> [SET EXERCISE] Report every line in the listing below where the string "consumption" shows up.

> [DATA SHOWN]
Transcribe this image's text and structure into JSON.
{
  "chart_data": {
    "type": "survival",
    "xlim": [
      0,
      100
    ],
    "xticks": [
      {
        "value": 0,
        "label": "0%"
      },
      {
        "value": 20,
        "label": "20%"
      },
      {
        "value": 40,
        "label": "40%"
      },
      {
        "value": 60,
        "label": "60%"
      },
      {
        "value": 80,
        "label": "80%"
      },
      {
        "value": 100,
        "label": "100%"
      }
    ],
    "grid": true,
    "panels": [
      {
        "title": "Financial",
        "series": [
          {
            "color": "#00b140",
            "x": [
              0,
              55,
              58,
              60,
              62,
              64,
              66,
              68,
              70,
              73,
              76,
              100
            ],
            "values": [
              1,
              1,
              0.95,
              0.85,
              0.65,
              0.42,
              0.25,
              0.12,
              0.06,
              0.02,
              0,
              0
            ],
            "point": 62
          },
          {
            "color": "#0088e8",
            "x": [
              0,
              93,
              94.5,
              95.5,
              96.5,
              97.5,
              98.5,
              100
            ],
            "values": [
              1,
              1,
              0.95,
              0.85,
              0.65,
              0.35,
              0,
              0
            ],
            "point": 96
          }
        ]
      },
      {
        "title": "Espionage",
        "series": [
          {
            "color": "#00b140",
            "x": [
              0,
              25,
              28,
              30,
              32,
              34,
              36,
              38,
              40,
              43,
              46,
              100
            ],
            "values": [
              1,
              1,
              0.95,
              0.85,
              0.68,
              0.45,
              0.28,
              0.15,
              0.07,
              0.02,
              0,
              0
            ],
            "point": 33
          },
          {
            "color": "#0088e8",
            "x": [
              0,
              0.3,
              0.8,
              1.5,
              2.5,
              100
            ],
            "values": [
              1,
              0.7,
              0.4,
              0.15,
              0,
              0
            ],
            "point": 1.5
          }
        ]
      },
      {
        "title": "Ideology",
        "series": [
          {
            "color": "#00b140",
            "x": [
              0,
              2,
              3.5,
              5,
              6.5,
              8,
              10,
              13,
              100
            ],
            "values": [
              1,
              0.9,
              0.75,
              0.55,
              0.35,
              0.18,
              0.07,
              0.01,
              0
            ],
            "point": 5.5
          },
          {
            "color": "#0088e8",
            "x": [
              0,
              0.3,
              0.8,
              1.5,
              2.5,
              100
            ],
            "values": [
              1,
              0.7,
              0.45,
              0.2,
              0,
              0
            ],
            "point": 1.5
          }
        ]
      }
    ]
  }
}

--

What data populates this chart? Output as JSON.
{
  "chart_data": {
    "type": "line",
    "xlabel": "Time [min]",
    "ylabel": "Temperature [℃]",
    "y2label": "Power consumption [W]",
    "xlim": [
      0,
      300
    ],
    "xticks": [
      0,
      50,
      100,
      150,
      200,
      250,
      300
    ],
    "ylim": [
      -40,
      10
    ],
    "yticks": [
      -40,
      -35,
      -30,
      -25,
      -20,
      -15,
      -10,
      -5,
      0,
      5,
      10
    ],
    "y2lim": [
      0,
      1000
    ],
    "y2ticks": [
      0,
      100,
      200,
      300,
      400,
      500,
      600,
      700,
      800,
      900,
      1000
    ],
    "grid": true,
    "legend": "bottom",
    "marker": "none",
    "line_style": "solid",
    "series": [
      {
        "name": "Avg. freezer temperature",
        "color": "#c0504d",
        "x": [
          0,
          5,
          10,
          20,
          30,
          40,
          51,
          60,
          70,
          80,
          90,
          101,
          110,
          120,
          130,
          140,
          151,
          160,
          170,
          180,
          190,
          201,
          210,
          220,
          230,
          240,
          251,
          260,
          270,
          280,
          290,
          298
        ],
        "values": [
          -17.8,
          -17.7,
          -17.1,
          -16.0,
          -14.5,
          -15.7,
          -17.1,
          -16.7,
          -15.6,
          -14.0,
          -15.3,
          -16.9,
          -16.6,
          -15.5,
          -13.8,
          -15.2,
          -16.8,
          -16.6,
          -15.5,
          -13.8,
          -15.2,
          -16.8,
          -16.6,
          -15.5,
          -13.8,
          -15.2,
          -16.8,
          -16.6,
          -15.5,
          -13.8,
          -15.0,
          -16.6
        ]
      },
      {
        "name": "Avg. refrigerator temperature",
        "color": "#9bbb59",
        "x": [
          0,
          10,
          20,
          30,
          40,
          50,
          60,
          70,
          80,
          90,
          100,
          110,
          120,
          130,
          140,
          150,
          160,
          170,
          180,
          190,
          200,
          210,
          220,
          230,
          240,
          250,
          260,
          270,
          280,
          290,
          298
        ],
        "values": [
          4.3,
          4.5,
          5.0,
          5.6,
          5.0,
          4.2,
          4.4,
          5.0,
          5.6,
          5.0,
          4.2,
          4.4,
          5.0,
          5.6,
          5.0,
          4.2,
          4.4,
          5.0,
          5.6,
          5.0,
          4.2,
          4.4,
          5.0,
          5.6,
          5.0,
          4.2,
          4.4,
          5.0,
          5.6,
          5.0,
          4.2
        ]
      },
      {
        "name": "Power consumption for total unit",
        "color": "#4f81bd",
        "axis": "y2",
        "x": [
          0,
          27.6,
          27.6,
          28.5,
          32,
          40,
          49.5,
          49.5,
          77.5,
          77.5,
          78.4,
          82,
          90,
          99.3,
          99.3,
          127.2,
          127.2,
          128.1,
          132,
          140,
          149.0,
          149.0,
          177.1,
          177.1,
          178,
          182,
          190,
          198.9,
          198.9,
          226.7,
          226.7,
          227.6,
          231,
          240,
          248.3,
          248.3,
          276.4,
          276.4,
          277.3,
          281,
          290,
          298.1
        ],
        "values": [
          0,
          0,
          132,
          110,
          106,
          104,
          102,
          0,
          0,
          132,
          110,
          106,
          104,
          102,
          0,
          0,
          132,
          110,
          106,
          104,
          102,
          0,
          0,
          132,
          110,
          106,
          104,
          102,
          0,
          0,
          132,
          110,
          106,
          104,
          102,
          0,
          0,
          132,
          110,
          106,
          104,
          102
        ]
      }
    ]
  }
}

* * *

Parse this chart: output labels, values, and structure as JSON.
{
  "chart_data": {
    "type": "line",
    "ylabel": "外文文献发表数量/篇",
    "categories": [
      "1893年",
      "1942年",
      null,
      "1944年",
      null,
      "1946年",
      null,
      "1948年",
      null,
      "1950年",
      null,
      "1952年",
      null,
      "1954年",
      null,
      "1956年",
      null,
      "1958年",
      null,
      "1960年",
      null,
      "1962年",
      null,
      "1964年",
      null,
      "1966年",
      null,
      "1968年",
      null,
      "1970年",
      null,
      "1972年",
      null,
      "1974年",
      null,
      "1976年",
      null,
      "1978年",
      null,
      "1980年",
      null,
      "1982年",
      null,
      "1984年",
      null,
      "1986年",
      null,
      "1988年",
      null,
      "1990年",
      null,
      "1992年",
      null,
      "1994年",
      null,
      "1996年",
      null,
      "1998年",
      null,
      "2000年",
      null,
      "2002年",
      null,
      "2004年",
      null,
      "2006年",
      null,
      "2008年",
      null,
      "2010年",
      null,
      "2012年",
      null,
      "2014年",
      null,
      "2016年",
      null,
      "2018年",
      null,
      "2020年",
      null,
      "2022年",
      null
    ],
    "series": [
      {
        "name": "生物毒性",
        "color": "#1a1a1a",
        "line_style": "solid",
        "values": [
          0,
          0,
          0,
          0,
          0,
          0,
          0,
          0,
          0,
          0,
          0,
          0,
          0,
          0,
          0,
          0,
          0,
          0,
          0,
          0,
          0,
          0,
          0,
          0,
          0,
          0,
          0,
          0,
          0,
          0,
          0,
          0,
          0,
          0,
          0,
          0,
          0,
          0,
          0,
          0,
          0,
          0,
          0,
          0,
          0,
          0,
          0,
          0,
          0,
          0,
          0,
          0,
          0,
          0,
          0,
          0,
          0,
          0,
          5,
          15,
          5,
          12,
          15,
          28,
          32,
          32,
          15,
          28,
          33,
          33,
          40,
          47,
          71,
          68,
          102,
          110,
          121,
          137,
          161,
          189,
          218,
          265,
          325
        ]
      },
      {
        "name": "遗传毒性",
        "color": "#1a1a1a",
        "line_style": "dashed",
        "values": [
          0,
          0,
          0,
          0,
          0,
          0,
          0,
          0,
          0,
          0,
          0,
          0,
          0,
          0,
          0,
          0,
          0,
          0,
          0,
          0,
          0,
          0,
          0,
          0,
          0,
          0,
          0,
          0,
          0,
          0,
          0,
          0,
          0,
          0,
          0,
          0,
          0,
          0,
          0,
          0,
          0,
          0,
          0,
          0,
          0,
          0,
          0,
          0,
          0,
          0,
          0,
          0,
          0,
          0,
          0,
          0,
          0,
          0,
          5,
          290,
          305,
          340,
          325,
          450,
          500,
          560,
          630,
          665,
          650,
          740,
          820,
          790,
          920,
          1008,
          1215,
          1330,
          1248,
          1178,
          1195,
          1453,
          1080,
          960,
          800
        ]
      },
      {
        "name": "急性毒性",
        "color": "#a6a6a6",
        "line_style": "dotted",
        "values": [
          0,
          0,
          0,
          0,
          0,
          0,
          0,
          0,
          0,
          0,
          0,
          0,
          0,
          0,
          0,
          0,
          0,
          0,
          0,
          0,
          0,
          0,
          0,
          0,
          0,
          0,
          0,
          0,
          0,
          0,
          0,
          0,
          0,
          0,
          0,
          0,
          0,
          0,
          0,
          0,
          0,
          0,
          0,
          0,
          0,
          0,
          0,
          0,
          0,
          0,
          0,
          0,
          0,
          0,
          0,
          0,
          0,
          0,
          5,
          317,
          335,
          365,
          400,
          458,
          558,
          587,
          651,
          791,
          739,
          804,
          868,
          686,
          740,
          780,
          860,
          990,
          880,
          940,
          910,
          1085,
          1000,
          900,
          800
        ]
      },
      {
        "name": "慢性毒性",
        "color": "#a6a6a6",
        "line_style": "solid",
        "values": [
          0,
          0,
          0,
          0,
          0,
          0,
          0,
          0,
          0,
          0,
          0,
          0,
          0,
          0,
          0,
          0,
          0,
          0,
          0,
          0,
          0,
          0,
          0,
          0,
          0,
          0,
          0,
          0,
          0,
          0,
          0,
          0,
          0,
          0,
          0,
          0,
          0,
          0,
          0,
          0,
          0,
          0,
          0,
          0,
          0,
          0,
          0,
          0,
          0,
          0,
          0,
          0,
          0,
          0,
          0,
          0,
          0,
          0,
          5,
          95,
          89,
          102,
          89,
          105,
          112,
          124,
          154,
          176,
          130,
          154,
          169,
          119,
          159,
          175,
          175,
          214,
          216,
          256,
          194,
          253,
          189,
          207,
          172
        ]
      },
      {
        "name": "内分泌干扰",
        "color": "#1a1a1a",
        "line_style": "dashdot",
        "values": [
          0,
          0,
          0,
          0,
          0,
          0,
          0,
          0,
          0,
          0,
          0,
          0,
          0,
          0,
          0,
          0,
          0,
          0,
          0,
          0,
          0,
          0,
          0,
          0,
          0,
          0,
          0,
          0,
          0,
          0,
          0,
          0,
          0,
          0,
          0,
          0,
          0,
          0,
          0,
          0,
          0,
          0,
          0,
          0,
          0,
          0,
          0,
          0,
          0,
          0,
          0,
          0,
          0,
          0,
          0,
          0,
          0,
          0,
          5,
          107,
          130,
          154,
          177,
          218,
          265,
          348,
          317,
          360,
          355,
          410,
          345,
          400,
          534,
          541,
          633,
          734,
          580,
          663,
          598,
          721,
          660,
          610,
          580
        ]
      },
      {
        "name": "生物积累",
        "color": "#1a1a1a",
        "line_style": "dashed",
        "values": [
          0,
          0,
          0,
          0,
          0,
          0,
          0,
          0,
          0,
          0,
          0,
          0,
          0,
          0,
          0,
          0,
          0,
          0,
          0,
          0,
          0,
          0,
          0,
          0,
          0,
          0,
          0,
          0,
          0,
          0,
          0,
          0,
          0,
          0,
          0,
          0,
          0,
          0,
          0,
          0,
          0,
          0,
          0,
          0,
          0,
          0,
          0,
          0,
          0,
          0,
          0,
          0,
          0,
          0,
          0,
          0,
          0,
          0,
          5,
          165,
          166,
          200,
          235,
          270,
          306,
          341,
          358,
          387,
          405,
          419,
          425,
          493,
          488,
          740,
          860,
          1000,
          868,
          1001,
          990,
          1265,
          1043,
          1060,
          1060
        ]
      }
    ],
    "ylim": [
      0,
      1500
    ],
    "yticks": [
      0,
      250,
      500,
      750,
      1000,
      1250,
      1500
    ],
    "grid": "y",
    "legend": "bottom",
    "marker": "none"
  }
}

> [SOLUTION TO THIS TASK]
    "y2label": "Power consumption [W]",
        "name": "Power consumption for total unit",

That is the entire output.